■ Required work
Out of all the lines below, count those with the word "None". Give the number only.

______

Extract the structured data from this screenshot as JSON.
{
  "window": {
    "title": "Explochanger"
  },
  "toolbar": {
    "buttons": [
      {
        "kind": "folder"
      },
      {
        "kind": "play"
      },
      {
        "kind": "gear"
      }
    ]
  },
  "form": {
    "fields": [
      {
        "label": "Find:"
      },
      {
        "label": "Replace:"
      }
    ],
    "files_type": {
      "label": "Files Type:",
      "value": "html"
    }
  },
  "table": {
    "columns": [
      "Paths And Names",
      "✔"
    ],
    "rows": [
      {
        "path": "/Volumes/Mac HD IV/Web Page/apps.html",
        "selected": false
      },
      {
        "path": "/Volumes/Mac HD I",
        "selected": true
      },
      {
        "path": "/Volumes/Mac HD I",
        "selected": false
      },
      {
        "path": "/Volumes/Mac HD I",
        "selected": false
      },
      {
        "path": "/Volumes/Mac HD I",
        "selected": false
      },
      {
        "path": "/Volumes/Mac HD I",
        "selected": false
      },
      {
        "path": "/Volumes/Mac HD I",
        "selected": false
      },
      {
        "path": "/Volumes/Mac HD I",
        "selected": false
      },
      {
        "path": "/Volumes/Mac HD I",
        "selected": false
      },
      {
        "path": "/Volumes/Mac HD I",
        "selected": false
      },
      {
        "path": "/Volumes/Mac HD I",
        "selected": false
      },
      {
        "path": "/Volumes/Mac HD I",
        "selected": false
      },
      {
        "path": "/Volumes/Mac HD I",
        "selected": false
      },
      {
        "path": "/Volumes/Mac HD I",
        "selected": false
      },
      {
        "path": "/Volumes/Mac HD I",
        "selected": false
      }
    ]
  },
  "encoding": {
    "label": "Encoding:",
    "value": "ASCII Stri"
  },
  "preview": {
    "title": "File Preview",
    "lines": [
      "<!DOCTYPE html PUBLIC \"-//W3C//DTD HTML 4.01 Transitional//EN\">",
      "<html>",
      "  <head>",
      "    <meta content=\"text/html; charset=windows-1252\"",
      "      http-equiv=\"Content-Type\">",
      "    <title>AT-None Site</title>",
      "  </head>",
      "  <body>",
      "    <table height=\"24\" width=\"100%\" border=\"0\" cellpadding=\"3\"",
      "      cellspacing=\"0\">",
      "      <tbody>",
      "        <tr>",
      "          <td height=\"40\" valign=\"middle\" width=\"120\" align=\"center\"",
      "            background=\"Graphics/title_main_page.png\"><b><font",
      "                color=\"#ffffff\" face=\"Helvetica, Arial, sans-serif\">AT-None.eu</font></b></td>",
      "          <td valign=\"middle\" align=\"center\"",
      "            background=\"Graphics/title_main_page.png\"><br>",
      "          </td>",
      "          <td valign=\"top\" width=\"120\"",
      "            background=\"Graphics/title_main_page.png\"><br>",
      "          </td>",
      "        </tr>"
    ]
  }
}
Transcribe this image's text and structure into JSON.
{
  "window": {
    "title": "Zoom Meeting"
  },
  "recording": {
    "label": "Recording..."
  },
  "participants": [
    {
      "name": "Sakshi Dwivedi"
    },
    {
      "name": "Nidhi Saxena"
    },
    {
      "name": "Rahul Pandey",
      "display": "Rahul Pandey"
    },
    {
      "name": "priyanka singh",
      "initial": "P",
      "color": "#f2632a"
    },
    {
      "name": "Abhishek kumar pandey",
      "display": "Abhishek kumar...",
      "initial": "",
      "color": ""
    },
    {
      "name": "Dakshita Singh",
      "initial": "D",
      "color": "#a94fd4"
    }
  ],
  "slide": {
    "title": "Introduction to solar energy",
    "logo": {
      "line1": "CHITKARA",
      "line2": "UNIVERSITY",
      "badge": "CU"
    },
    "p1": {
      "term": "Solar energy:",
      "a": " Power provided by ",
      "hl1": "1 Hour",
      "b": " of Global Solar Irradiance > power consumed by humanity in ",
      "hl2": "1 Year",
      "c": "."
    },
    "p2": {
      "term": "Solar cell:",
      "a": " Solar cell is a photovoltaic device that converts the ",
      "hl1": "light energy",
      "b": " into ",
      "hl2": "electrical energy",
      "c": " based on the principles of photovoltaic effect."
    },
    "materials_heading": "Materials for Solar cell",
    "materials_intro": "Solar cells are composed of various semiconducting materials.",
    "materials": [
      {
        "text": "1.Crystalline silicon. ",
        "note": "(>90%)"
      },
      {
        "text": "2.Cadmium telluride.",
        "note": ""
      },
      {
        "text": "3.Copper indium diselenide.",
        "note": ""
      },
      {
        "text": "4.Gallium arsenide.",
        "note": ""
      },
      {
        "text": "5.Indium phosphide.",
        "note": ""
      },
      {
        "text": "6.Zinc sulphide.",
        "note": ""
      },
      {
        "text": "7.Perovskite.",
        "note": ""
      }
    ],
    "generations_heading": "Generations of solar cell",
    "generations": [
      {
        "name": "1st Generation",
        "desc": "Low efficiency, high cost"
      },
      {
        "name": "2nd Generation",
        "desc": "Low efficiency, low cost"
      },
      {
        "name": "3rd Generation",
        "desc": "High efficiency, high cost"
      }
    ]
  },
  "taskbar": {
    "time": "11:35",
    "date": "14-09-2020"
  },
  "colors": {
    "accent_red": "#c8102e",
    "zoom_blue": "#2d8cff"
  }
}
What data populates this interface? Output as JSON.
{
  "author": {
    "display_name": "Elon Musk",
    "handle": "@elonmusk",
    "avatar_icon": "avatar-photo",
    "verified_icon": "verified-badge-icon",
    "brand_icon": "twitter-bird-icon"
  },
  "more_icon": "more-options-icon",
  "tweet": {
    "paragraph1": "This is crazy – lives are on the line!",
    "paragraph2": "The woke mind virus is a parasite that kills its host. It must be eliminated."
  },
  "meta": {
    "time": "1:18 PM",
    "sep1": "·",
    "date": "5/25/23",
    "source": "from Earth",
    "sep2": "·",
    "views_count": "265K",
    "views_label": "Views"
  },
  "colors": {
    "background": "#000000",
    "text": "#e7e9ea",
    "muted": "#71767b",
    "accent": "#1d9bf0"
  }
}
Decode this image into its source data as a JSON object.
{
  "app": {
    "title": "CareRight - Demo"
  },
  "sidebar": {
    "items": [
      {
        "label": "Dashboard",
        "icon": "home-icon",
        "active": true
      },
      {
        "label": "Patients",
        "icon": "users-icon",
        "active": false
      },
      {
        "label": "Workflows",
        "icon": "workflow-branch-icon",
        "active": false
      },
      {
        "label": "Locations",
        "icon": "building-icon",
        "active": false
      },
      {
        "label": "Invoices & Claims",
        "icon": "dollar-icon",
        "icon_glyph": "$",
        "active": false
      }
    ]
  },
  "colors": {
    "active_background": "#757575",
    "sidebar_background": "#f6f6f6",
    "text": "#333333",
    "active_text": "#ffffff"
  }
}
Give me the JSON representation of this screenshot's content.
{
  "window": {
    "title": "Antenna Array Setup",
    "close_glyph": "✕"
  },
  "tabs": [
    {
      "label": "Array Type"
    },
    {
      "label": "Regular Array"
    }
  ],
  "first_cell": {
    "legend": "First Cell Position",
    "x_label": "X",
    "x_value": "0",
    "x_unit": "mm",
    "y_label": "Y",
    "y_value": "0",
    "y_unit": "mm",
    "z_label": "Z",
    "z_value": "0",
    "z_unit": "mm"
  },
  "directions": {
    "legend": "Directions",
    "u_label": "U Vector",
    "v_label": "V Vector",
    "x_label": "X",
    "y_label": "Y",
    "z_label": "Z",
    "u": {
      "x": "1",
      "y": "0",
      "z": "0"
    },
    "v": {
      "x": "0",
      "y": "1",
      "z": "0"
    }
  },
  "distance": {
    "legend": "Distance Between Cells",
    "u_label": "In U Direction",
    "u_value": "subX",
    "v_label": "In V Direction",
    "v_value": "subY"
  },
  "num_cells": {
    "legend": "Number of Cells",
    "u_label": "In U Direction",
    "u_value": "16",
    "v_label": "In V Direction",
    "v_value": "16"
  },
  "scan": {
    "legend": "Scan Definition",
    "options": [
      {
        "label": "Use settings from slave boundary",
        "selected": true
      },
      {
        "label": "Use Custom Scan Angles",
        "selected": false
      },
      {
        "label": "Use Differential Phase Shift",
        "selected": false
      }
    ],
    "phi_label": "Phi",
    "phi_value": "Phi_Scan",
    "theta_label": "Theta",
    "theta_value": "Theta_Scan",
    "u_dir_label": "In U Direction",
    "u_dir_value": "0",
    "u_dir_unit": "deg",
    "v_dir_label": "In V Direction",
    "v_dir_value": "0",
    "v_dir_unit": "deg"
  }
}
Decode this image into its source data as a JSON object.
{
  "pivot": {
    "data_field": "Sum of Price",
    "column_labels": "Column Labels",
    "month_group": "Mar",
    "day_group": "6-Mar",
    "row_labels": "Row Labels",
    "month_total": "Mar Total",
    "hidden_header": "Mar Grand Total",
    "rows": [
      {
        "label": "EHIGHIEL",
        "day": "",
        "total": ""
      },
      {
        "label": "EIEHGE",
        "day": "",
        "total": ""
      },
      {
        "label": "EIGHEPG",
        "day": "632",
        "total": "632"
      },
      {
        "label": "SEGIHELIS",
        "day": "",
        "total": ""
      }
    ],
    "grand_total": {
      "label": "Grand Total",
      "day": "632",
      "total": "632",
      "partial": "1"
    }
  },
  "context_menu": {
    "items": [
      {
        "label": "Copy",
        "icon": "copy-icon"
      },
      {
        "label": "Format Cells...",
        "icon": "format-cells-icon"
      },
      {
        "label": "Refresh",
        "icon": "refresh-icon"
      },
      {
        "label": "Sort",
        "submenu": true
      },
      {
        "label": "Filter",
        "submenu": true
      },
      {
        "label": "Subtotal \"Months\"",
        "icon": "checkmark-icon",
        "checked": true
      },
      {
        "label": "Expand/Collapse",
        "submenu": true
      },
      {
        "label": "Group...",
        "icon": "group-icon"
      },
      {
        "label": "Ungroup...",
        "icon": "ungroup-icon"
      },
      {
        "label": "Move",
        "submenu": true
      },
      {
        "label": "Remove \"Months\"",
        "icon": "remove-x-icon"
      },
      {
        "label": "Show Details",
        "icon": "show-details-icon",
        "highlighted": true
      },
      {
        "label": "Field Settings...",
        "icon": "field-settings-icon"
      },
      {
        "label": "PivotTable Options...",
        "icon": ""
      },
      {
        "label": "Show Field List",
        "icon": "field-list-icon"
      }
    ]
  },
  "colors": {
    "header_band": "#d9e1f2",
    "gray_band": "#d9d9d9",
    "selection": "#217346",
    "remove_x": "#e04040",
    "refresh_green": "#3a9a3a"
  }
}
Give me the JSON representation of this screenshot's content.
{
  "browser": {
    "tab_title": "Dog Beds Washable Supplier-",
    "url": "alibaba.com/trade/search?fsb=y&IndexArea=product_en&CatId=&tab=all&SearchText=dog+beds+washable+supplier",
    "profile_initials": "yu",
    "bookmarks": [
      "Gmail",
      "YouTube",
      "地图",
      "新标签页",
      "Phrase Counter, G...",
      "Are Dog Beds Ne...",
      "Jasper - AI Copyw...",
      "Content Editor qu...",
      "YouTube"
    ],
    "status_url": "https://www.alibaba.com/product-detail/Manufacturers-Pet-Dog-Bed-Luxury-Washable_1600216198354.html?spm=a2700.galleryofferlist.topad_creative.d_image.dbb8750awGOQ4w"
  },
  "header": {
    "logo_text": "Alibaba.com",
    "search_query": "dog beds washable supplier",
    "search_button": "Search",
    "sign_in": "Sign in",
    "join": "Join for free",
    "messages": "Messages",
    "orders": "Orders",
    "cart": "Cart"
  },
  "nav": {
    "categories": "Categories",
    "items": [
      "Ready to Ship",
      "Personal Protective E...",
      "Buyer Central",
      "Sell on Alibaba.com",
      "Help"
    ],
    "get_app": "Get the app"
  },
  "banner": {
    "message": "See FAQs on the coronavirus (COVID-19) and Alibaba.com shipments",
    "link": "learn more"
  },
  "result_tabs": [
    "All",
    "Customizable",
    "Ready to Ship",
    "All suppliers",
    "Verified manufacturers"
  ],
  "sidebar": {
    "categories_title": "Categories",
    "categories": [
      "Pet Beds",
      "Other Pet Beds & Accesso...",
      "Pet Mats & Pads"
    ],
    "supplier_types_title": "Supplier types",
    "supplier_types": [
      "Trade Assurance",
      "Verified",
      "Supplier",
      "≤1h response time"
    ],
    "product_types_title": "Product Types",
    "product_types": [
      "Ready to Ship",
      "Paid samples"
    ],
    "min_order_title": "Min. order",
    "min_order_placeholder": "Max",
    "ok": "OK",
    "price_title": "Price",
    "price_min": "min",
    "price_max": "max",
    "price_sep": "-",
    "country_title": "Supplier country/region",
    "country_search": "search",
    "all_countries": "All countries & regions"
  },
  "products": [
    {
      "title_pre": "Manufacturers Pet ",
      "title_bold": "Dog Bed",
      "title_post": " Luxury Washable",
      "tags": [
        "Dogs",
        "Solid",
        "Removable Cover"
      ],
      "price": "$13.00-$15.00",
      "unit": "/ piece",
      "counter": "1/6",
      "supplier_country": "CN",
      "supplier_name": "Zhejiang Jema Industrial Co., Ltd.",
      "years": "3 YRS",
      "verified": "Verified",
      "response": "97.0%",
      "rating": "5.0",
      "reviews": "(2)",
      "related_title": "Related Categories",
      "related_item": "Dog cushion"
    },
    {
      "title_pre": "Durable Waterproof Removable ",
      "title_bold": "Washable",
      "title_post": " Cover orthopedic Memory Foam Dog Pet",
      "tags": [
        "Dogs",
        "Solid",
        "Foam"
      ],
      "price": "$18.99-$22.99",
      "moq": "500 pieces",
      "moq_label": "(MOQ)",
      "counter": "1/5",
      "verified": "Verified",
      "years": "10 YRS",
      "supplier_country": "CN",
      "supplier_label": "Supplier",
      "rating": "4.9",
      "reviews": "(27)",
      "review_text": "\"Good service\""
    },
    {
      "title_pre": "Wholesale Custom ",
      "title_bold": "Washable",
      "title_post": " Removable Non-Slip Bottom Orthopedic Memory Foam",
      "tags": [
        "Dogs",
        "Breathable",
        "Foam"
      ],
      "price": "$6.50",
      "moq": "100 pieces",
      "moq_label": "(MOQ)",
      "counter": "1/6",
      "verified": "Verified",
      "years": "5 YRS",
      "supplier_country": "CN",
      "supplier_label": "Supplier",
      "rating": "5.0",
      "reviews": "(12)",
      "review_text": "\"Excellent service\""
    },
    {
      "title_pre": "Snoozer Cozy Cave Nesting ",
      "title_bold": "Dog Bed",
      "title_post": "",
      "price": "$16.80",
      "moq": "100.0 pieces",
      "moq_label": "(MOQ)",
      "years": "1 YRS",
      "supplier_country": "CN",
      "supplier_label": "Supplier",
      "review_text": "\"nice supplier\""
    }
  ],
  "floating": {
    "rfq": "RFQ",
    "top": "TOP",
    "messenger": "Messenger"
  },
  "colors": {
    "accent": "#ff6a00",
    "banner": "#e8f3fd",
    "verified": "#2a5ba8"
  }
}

______

■ Solved exercise
2